**Instruction:** Repeat the lines from the one containing "Parse this screenshot: output" through the last line of the data, exactly, pictures omitted.

**Material provided:**
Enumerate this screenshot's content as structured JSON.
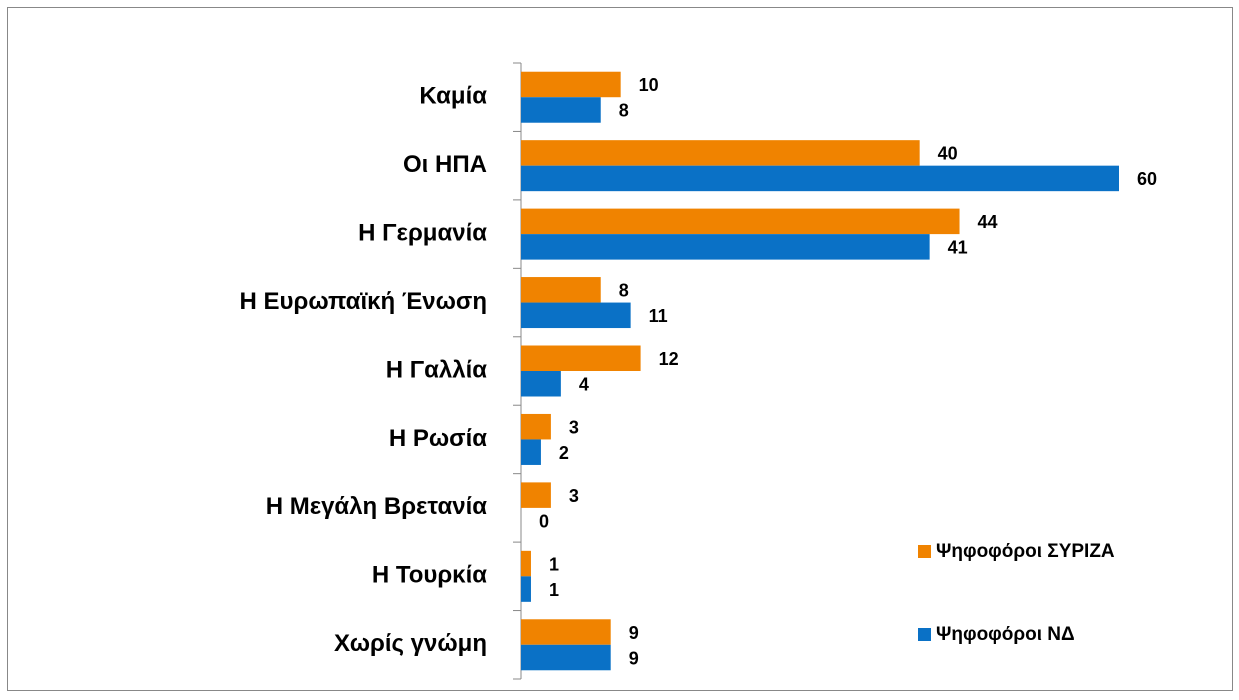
{
  "chart_data": {
    "type": "hbar",
    "categories": [
      "Καμία",
      "Οι ΗΠΑ",
      "Η Γερμανία",
      "Η Ευρωπαϊκή Ένωση",
      "Η Γαλλία",
      "Η Ρωσία",
      "Η Μεγάλη Βρετανία",
      "Η Τουρκία",
      "Χωρίς γνώμη"
    ],
    "series": [
      {
        "name": "Ψηφοφόροι ΣΥΡΙΖΑ",
        "color": "#f08300",
        "values": [
          10,
          40,
          44,
          8,
          12,
          3,
          3,
          1,
          9
        ]
      },
      {
        "name": "Ψηφοφόροι ΝΔ",
        "color": "#0a71c6",
        "values": [
          8,
          60,
          41,
          11,
          4,
          2,
          0,
          1,
          9
        ]
      }
    ],
    "legend": "right"
  }
}
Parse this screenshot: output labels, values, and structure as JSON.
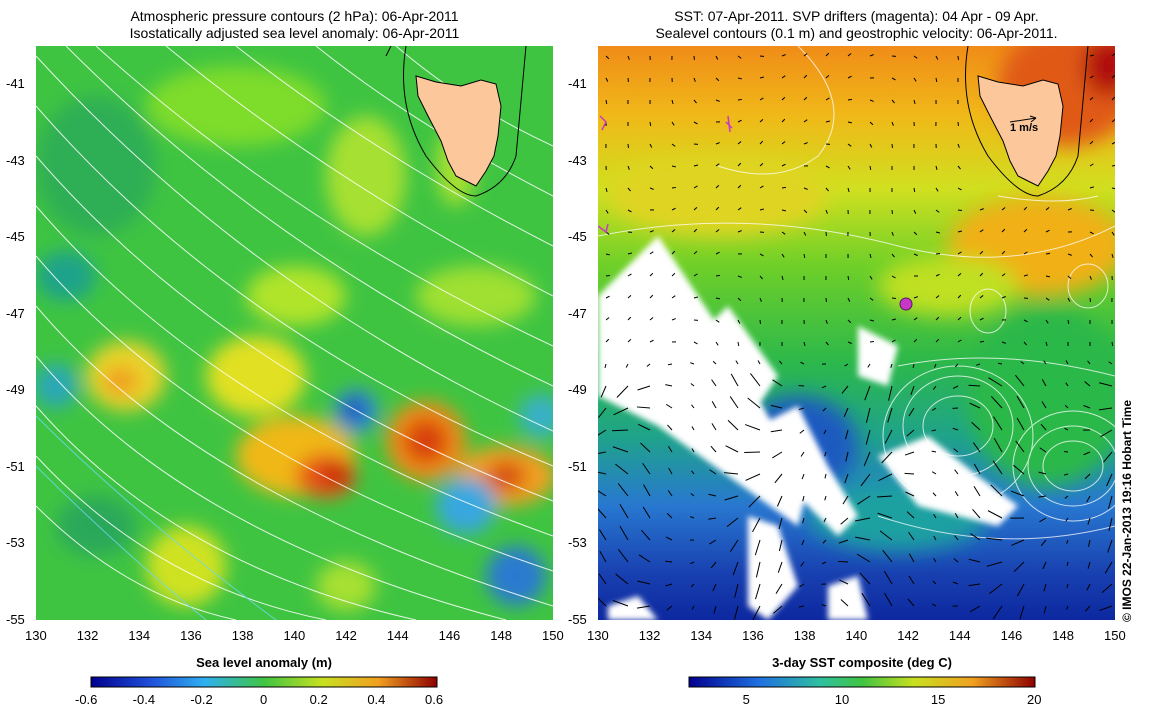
{
  "left_panel": {
    "title_line1": "Atmospheric pressure contours (2 hPa): 06-Apr-2011",
    "title_line2": "Isostatically adjusted sea level anomaly: 06-Apr-2011",
    "colorbar_label": "Sea level anomaly (m)",
    "colorbar_ticks": [
      "-0.6",
      "-0.4",
      "-0.2",
      "0",
      "0.2",
      "0.4",
      "0.6"
    ]
  },
  "right_panel": {
    "title_line1": "SST: 07-Apr-2011. SVP drifters (magenta): 04 Apr - 09 Apr.",
    "title_line2": "Sealevel contours (0.1 m) and geostrophic velocity: 06-Apr-2011.",
    "colorbar_label": "3-day SST composite (deg C)",
    "colorbar_ticks": [
      "5",
      "10",
      "15",
      "20"
    ],
    "scale_arrow_label": "1 m/s"
  },
  "lon_ticks": [
    "130",
    "132",
    "134",
    "136",
    "138",
    "140",
    "142",
    "144",
    "146",
    "148",
    "150"
  ],
  "lat_ticks": [
    "-41",
    "-43",
    "-45",
    "-47",
    "-49",
    "-51",
    "-53",
    "-55"
  ],
  "copyright": "© IMOS 22-Jan-2013 19:16 Hobart Time",
  "colors": {
    "land": "#fcc79a",
    "contour": "#ffffff",
    "drifter": "#c838c8"
  }
}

**Problem solution:**
Parse this screenshot: output labels, values, and structure as JSON.
{
  "left_panel": {
    "title_line1": "Atmospheric pressure contours (2 hPa): 06-Apr-2011",
    "title_line2": "Isostatically adjusted sea level anomaly: 06-Apr-2011",
    "colorbar_label": "Sea level anomaly (m)",
    "colorbar_ticks": [
      "-0.6",
      "-0.4",
      "-0.2",
      "0",
      "0.2",
      "0.4",
      "0.6"
    ]
  },
  "right_panel": {
    "title_line1": "SST: 07-Apr-2011. SVP drifters (magenta): 04 Apr - 09 Apr.",
    "title_line2": "Sealevel contours (0.1 m) and geostrophic velocity: 06-Apr-2011.",
    "colorbar_label": "3-day SST composite (deg C)",
    "colorbar_ticks": [
      "5",
      "10",
      "15",
      "20"
    ],
    "scale_arrow_label": "1 m/s"
  },
  "lon_ticks": [
    "130",
    "132",
    "134",
    "136",
    "138",
    "140",
    "142",
    "144",
    "146",
    "148",
    "150"
  ],
  "lat_ticks": [
    "-41",
    "-43",
    "-45",
    "-47",
    "-49",
    "-51",
    "-53",
    "-55"
  ],
  "copyright": "© IMOS 22-Jan-2013 19:16 Hobart Time",
  "colors": {
    "land": "#fcc79a",
    "contour": "#ffffff",
    "drifter": "#c838c8"
  }
}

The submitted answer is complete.